== Data supplied
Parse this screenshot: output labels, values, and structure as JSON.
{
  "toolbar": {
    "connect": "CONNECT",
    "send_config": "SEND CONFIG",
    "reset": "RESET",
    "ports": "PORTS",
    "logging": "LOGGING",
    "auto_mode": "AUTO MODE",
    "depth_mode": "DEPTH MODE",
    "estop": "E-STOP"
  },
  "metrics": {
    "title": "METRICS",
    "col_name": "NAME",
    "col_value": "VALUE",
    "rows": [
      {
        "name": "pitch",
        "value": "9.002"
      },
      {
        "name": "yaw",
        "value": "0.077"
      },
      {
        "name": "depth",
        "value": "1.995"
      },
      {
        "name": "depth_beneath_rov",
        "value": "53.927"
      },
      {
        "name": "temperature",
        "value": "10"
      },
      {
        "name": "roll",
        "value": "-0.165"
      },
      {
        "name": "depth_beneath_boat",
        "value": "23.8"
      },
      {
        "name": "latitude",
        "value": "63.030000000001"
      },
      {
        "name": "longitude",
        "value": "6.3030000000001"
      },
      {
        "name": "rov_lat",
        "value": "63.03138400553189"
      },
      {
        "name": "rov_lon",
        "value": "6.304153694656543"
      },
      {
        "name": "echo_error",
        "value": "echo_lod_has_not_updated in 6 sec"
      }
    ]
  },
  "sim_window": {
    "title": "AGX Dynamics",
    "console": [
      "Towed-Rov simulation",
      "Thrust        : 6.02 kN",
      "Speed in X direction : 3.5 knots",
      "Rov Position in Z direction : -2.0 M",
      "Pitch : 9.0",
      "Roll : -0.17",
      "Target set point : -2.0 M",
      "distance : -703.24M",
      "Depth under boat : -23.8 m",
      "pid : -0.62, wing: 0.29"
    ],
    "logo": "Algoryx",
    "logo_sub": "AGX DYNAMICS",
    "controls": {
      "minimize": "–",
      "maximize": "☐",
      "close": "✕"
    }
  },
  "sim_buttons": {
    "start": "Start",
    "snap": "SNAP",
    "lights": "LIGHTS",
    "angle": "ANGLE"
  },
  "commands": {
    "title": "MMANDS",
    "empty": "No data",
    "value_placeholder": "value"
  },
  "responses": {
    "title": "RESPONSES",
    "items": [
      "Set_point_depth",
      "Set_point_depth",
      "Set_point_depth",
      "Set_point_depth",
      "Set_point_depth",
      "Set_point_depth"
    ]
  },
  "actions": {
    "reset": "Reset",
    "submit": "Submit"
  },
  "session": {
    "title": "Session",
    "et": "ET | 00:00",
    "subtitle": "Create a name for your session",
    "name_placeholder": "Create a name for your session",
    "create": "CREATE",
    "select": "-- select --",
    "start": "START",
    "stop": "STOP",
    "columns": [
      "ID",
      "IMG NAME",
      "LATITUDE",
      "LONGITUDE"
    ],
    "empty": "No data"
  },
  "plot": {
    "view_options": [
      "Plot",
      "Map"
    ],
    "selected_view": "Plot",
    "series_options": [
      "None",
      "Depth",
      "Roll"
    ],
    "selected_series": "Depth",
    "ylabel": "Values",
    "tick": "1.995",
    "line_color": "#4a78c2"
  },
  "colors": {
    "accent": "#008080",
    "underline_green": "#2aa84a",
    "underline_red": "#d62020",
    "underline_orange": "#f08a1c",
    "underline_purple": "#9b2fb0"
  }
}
====
-- Exercise description --
Please set down all the data word for word.

-- Task output --
Parse this screenshot: output labels, values, and structure as JSON.
{
  "toolbar": {
    "connect": "CONNECT",
    "send_config": "SEND CONFIG",
    "reset": "RESET",
    "ports": "PORTS",
    "logging": "LOGGING",
    "auto_mode": "AUTO MODE",
    "depth_mode": "DEPTH MODE",
    "estop": "E-STOP"
  },
  "metrics": {
    "title": "METRICS",
    "col_name": "NAME",
    "col_value": "VALUE",
    "rows": [
      {
        "name": "pitch",
        "value": "9.002"
      },
      {
        "name": "yaw",
        "value": "0.077"
      },
      {
        "name": "depth",
        "value": "1.995"
      },
      {
        "name": "depth_beneath_rov",
        "value": "53.927"
      },
      {
        "name": "temperature",
        "value": "10"
      },
      {
        "name": "roll",
        "value": "-0.165"
      },
      {
        "name": "depth_beneath_boat",
        "value": "23.8"
      },
      {
        "name": "latitude",
        "value": "63.030000000001"
      },
      {
        "name": "longitude",
        "value": "6.3030000000001"
      },
      {
        "name": "rov_lat",
        "value": "63.03138400553189"
      },
      {
        "name": "rov_lon",
        "value": "6.304153694656543"
      },
      {
        "name": "echo_error",
        "value": "echo_lod_has_not_updated in 6 sec"
      }
    ]
  },
  "sim_window": {
    "title": "AGX Dynamics",
    "console": [
      "Towed-Rov simulation",
      "Thrust        : 6.02 kN",
      "Speed in X direction : 3.5 knots",
      "Rov Position in Z direction : -2.0 M",
      "Pitch : 9.0",
      "Roll : -0.17",
      "Target set point : -2.0 M",
      "distance : -703.24M",
      "Depth under boat : -23.8 m",
      "pid : -0.62, wing: 0.29"
    ],
    "logo": "Algoryx",
    "logo_sub": "AGX DYNAMICS",
    "controls": {
      "minimize": "–",
      "maximize": "☐",
      "close": "✕"
    }
  },
  "sim_buttons": {
    "start": "Start",
    "snap": "SNAP",
    "lights": "LIGHTS",
    "angle": "ANGLE"
  },
  "commands": {
    "title": "MMANDS",
    "empty": "No data",
    "value_placeholder": "value"
  },
  "responses": {
    "title": "RESPONSES",
    "items": [
      "Set_point_depth",
      "Set_point_depth",
      "Set_point_depth",
      "Set_point_depth",
      "Set_point_depth",
      "Set_point_depth"
    ]
  },
  "actions": {
    "reset": "Reset",
    "submit": "Submit"
  },
  "session": {
    "title": "Session",
    "et": "ET | 00:00",
    "subtitle": "Create a name for your session",
    "name_placeholder": "Create a name for your session",
    "create": "CREATE",
    "select": "-- select --",
    "start": "START",
    "stop": "STOP",
    "columns": [
      "ID",
      "IMG NAME",
      "LATITUDE",
      "LONGITUDE"
    ],
    "empty": "No data"
  },
  "plot": {
    "view_options": [
      "Plot",
      "Map"
    ],
    "selected_view": "Plot",
    "series_options": [
      "None",
      "Depth",
      "Roll"
    ],
    "selected_series": "Depth",
    "ylabel": "Values",
    "tick": "1.995",
    "line_color": "#4a78c2"
  },
  "colors": {
    "accent": "#008080",
    "underline_green": "#2aa84a",
    "underline_red": "#d62020",
    "underline_orange": "#f08a1c",
    "underline_purple": "#9b2fb0"
  }
}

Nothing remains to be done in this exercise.